JOB → Copy every line with the string "Dijkstraat" in it.

□ □ □ □ □

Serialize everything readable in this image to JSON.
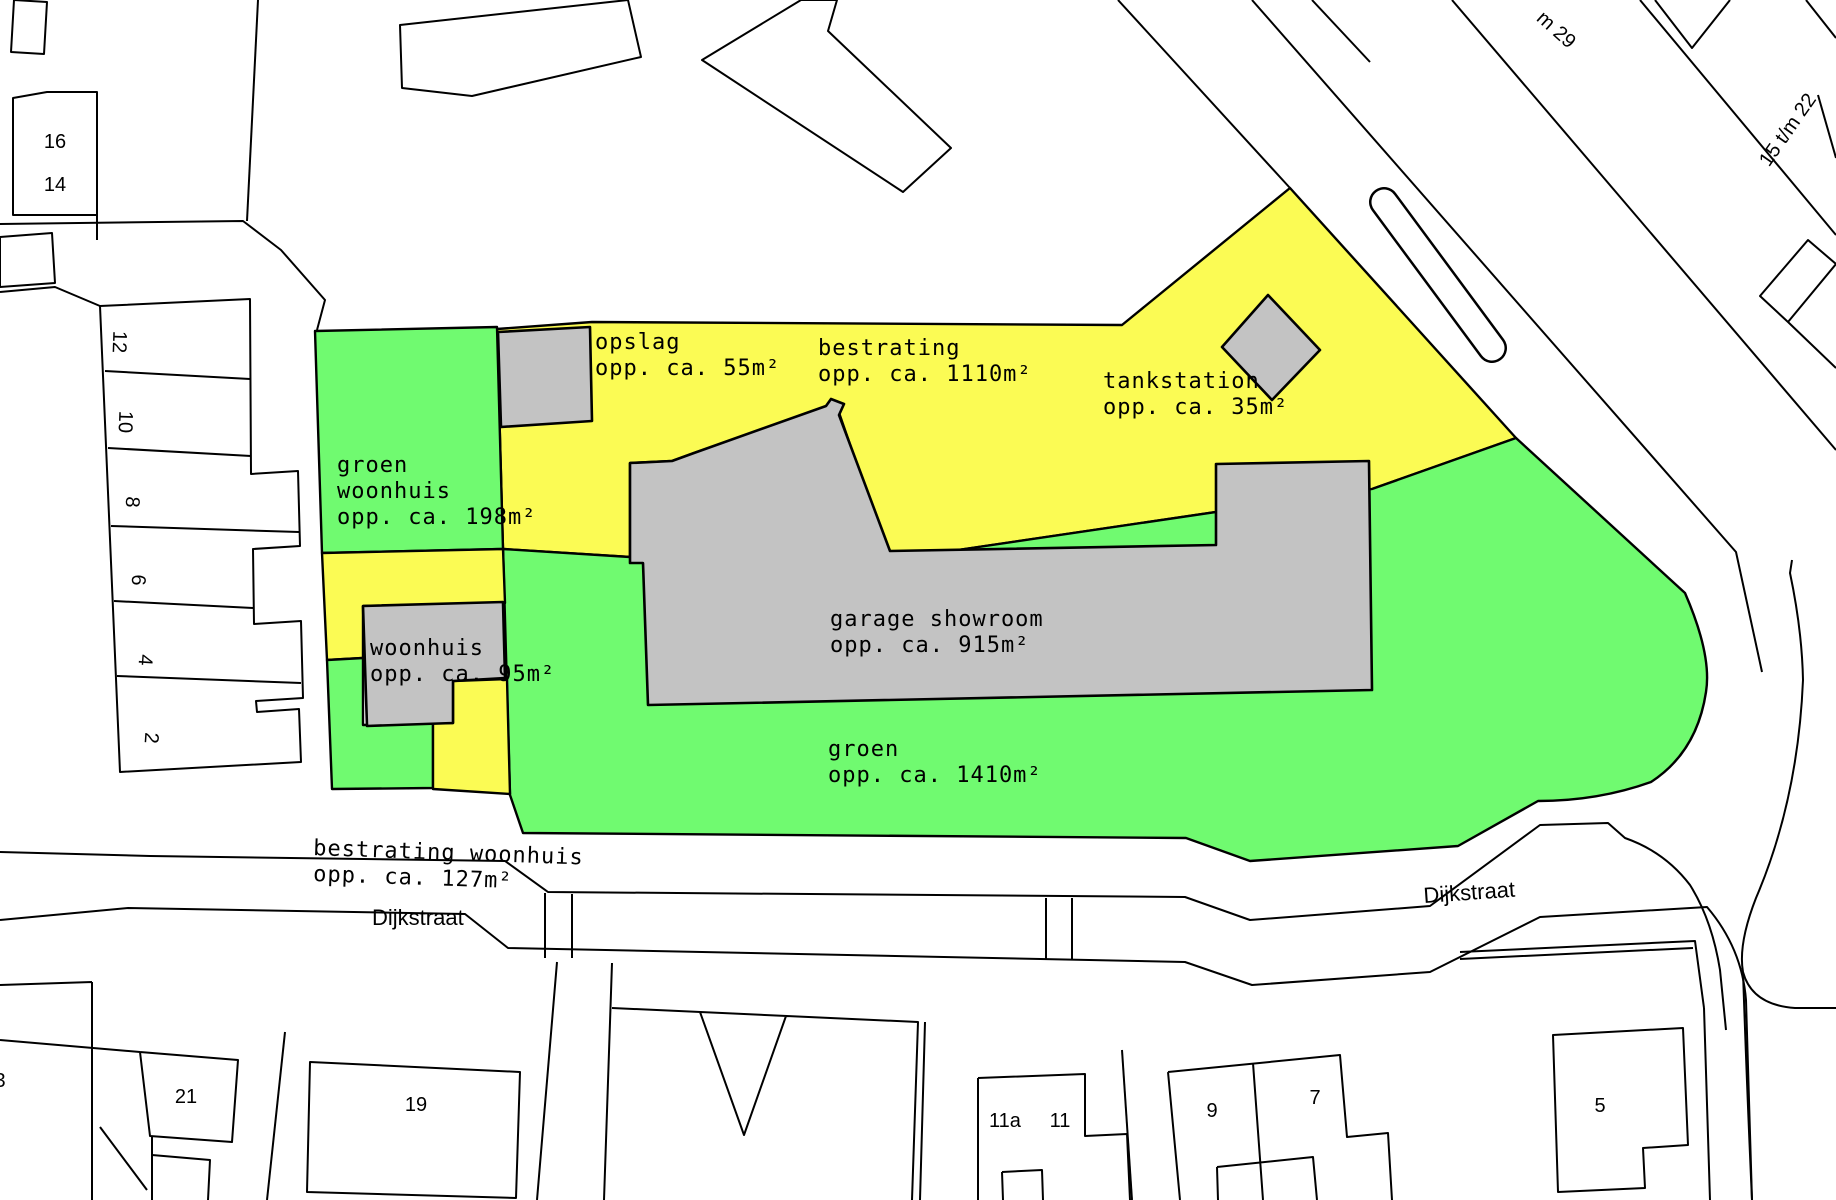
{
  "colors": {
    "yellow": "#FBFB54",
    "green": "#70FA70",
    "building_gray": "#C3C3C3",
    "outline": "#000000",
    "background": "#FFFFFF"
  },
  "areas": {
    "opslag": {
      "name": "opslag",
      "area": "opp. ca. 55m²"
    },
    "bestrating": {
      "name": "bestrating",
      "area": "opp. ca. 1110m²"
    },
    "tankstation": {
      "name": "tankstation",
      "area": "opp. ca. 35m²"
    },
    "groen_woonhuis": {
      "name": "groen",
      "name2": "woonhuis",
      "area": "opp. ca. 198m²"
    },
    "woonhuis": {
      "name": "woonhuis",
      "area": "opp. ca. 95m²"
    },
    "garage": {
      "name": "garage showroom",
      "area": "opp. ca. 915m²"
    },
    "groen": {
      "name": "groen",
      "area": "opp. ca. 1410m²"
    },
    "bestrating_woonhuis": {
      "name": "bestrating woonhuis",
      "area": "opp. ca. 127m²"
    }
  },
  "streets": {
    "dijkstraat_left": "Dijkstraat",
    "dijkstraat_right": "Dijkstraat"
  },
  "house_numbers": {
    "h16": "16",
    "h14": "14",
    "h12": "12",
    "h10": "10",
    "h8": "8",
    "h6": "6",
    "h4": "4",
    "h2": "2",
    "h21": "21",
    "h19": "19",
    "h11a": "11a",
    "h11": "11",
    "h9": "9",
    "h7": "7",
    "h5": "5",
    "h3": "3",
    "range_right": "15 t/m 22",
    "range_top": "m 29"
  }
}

□ □ □ □ □

RESULT FOR THIS TASK →
    "dijkstraat_left": "Dijkstraat",
    "dijkstraat_right": "Dijkstraat"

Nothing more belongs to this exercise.